### Your goal
The data below must be copied in full and without any change.

------ Input material ------

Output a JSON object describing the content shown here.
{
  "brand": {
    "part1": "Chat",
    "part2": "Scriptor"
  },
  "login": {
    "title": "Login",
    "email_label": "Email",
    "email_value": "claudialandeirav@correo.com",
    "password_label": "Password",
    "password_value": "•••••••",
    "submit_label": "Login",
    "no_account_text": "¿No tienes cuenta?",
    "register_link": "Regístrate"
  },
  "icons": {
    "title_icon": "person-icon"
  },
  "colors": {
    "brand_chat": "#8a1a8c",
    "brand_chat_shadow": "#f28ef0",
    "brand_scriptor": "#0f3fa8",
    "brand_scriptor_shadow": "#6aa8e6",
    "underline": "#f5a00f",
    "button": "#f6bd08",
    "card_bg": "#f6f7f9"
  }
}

------

### Solution below
Output a JSON object describing the content shown here.
{
  "brand": {
    "part1": "Chat",
    "part2": "Scriptor"
  },
  "login": {
    "title": "Login",
    "email_label": "Email",
    "email_value": "claudialandeirav@correo.com",
    "password_label": "Password",
    "password_value": "•••••••",
    "submit_label": "Login",
    "no_account_text": "¿No tienes cuenta?",
    "register_link": "Regístrate"
  },
  "icons": {
    "title_icon": "person-icon"
  },
  "colors": {
    "brand_chat": "#8a1a8c",
    "brand_chat_shadow": "#f28ef0",
    "brand_scriptor": "#0f3fa8",
    "brand_scriptor_shadow": "#6aa8e6",
    "underline": "#f5a00f",
    "button": "#f6bd08",
    "card_bg": "#f6f7f9"
  }
}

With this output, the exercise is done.